Wherever the word "рассмотрения" shows up in a line, please copy that line.

— Begin DATA FOR THIS EXERCISE —

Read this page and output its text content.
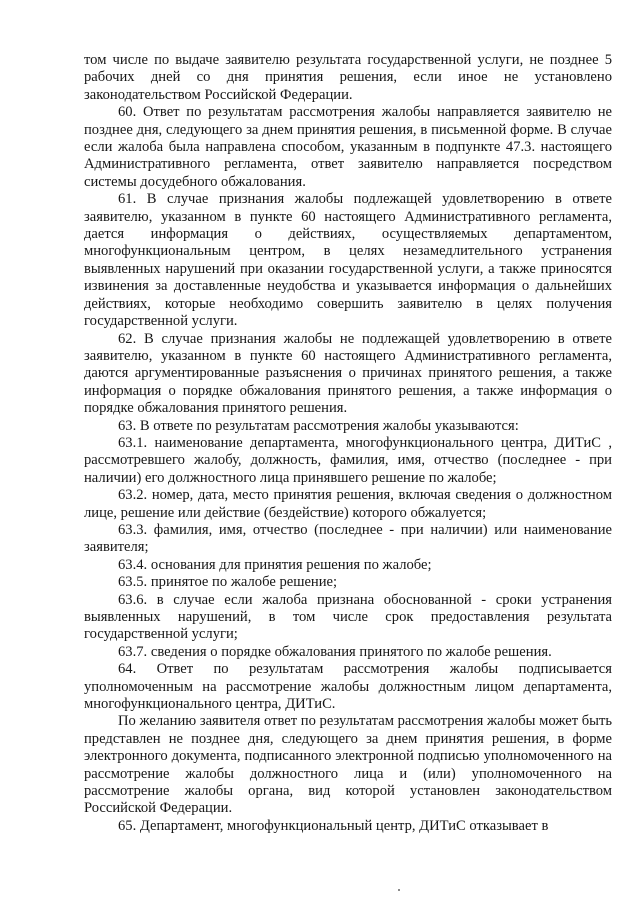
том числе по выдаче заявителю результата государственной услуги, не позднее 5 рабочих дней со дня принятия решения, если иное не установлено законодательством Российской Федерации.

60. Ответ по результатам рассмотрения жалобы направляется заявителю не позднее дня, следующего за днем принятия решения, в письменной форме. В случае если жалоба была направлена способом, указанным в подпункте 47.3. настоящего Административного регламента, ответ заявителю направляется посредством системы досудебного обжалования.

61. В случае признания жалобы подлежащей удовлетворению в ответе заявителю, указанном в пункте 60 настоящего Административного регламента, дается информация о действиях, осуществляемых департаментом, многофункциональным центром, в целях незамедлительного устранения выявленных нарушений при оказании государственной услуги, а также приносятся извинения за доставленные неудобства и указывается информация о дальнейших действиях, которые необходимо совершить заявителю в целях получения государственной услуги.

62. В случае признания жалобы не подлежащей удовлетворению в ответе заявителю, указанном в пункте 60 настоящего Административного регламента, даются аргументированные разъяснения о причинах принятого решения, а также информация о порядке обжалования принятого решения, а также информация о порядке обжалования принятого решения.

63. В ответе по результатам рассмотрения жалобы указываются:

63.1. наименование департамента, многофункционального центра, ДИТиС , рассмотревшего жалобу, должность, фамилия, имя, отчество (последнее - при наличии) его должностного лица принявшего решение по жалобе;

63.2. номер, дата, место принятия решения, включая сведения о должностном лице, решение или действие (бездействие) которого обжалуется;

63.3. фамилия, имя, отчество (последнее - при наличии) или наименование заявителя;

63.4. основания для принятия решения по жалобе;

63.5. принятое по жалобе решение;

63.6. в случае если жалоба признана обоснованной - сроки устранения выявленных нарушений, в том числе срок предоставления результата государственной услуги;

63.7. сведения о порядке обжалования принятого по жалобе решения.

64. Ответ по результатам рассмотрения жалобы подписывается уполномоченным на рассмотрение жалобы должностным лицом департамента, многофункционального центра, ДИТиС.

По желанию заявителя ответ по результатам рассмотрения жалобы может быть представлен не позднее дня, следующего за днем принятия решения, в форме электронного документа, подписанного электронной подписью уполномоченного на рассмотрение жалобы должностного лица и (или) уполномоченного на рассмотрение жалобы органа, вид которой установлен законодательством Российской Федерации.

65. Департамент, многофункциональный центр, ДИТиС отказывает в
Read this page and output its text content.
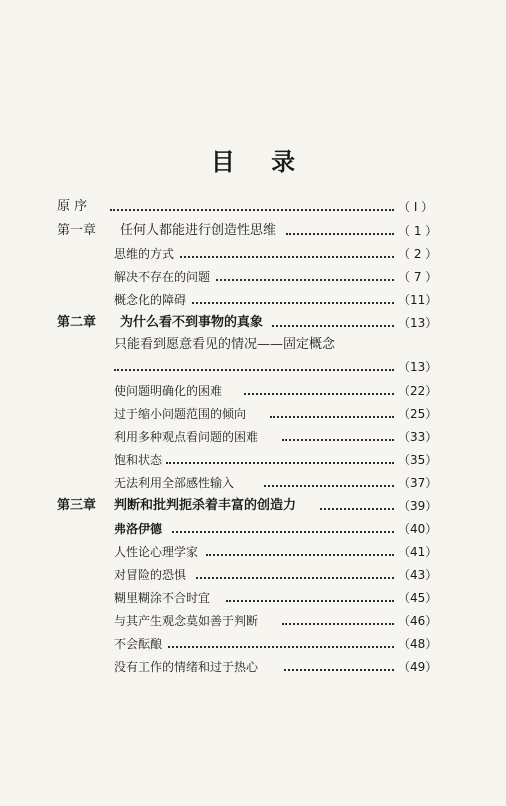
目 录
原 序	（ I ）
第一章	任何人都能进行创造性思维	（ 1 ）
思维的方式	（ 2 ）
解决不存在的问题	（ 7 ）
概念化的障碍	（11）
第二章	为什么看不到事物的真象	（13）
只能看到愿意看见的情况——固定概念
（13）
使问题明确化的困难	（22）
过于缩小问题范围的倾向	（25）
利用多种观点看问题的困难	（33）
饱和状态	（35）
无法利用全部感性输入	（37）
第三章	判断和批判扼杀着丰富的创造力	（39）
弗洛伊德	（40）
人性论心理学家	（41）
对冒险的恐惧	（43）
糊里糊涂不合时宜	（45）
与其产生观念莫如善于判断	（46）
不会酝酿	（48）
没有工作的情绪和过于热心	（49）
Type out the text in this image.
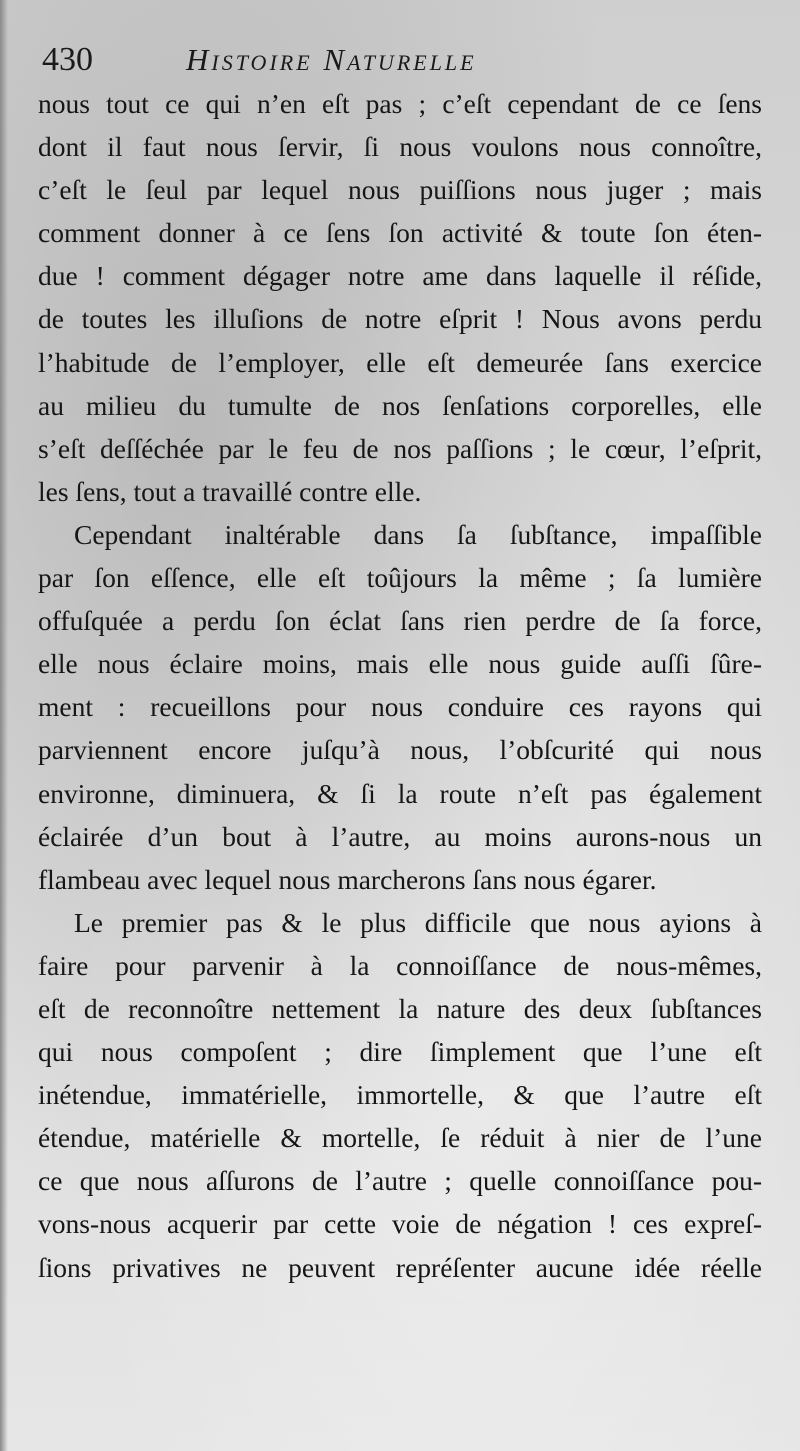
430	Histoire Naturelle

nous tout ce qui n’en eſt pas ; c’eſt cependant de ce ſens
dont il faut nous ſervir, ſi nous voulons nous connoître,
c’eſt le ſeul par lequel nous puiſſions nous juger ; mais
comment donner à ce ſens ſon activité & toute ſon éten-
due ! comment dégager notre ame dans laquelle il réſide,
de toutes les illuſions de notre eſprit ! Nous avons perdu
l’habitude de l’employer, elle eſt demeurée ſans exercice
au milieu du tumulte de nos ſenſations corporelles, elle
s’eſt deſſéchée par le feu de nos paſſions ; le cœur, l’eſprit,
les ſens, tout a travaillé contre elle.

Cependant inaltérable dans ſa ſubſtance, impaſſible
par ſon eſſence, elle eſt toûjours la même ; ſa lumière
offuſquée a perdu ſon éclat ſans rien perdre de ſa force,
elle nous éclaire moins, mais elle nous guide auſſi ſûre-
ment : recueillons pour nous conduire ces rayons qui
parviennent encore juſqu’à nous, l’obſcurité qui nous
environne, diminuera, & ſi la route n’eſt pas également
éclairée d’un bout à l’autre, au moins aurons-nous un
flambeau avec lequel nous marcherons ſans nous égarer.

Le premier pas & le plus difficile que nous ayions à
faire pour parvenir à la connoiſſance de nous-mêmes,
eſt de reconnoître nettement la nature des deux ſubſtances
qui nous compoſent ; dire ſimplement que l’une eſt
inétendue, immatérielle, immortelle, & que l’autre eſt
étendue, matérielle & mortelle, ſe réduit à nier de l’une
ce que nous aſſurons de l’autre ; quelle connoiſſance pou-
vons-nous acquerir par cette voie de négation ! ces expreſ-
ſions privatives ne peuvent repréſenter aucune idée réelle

— End DATA FOR THIS EXERCISE —

▸ **FINAL ANSWER**
60. Ответ по результатам рассмотрения жалобы направляется заявителю не позднее дня, следующего за днем принятия решения, в письменной форме. В случае если жалоба была направлена способом, указанным в подпункте 47.3. настоящего Административного регламента, ответ заявителю направляется посредством системы досудебного обжалования.
63. В ответе по результатам рассмотрения жалобы указываются:
64. Ответ по результатам рассмотрения жалобы подписывается уполномоченным на рассмотрение жалобы должностным лицом департамента, многофункционального центра, ДИТиС.
По желанию заявителя ответ по результатам рассмотрения жалобы может быть представлен не позднее дня, следующего за днем принятия решения, в форме электронного документа, подписанного электронной подписью уполномоченного на рассмотрение жалобы должностного лица и (или) уполномоченного на рассмотрение жалобы органа, вид которой установлен законодательством Российской Федерации.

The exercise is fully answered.